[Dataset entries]
=====
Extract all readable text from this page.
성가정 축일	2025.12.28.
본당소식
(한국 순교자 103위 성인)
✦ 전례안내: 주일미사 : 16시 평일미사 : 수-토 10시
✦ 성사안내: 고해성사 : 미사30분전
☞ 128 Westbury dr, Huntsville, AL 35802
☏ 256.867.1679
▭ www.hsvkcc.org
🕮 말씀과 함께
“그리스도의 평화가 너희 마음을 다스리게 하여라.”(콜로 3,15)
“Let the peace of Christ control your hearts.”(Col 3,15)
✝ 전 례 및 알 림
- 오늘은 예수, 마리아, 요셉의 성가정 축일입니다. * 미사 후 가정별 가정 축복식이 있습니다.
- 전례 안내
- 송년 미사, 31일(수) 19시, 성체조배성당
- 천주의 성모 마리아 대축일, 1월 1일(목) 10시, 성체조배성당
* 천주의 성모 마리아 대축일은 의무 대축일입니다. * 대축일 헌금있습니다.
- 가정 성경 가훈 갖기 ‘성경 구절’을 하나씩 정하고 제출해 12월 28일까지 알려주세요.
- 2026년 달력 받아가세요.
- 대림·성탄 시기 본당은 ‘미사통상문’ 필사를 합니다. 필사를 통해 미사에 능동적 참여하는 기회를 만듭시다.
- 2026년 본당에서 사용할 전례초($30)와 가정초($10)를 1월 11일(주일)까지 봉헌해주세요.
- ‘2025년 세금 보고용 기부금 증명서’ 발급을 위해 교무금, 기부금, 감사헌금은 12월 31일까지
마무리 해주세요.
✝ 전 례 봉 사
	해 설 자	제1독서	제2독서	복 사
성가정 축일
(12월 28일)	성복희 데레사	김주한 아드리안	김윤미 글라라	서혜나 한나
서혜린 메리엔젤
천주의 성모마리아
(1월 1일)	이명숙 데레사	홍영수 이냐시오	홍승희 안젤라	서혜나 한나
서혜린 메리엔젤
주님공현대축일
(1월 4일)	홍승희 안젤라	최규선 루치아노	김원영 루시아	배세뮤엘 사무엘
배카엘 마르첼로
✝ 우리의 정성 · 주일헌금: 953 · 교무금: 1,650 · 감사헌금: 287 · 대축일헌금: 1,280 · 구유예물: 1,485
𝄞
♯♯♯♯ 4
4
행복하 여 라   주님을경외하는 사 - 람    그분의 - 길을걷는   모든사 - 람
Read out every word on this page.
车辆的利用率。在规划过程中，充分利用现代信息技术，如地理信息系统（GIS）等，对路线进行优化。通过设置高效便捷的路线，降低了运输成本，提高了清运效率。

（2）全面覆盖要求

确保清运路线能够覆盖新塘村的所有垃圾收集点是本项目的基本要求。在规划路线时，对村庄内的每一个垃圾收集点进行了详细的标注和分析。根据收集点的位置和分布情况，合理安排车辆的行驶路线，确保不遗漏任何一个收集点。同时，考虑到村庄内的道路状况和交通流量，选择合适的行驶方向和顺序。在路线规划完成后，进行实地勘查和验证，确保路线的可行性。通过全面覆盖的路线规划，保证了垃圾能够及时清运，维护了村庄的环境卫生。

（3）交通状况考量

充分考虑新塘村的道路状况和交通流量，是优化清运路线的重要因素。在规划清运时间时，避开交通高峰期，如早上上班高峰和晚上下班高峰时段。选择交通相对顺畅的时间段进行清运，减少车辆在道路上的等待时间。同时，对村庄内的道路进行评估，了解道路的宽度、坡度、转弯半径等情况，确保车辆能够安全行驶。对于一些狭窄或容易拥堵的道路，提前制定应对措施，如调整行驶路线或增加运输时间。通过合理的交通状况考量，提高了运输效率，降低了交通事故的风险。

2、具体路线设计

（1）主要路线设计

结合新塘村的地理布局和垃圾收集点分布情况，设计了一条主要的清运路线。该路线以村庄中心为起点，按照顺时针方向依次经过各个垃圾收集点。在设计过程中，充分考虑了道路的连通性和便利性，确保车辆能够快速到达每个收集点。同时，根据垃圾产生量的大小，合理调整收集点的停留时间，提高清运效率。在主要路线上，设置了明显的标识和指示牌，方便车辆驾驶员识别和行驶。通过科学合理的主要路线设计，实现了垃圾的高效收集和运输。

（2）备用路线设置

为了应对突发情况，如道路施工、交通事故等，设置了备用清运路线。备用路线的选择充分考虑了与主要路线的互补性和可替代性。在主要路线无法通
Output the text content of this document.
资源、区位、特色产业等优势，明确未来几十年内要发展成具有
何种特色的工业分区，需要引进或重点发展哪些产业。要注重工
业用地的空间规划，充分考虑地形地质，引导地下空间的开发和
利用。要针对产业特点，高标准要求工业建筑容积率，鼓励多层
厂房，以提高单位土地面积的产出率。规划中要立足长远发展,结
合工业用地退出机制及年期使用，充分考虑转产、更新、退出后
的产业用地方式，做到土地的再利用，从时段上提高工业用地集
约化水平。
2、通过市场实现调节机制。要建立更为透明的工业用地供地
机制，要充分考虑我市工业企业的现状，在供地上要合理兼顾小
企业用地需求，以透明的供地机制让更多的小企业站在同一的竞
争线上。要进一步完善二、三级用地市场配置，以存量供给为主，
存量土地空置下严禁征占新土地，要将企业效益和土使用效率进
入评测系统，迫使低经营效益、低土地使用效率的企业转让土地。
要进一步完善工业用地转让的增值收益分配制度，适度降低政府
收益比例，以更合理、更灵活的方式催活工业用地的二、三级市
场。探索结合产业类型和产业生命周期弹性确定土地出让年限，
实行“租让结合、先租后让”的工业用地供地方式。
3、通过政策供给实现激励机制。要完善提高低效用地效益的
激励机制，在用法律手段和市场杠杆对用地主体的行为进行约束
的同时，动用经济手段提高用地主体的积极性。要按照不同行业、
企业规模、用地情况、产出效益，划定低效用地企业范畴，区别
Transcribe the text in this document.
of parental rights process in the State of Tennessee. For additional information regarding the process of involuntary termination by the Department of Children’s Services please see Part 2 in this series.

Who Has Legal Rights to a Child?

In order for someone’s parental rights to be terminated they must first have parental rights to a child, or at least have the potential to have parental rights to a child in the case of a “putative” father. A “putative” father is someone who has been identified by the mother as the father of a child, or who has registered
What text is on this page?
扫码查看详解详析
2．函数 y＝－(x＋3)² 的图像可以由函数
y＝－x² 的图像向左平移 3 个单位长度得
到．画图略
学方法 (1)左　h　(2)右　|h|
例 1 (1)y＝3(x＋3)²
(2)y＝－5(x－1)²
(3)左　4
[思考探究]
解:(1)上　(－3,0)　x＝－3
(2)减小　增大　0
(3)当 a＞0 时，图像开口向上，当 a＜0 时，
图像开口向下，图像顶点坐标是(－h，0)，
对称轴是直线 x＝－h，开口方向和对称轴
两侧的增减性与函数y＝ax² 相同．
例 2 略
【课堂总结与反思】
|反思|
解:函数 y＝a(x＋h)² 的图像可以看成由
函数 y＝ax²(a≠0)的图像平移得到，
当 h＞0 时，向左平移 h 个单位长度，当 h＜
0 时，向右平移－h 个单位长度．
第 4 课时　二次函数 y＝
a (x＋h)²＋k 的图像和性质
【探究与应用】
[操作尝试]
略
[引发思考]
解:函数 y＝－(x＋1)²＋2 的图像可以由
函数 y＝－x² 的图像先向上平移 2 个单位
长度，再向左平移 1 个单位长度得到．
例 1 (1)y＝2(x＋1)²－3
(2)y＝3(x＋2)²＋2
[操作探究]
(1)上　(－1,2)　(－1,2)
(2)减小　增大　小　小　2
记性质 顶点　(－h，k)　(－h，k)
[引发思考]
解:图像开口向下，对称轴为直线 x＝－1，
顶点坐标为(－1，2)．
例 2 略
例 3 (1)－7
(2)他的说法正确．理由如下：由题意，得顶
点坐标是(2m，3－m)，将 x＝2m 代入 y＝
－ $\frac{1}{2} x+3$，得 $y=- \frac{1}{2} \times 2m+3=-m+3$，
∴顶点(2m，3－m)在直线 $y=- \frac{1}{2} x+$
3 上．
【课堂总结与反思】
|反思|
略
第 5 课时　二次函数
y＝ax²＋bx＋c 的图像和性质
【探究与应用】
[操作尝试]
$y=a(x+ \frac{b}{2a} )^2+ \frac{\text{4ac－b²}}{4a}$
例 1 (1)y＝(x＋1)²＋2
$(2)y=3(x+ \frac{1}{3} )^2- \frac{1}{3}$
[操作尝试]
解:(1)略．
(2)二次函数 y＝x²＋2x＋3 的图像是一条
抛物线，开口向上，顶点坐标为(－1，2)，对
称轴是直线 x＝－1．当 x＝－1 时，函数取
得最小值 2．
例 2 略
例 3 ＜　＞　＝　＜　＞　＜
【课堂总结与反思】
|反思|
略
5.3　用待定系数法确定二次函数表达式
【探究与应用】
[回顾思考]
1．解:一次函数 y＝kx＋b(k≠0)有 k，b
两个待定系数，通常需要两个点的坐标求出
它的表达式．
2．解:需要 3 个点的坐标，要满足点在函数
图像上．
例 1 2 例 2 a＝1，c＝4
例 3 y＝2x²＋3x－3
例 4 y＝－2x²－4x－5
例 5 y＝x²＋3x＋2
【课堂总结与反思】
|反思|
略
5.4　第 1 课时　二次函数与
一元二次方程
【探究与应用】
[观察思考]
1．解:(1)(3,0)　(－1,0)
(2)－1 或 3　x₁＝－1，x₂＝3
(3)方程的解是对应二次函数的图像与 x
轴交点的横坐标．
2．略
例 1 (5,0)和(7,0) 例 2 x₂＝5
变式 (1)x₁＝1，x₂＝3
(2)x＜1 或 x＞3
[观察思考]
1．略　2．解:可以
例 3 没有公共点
=====
§ **Task directions**: Search the entries for the word "document" and gather every line where it appears.

§ **Result below**:
Output the text content of this document.
Transcribe the text in this document.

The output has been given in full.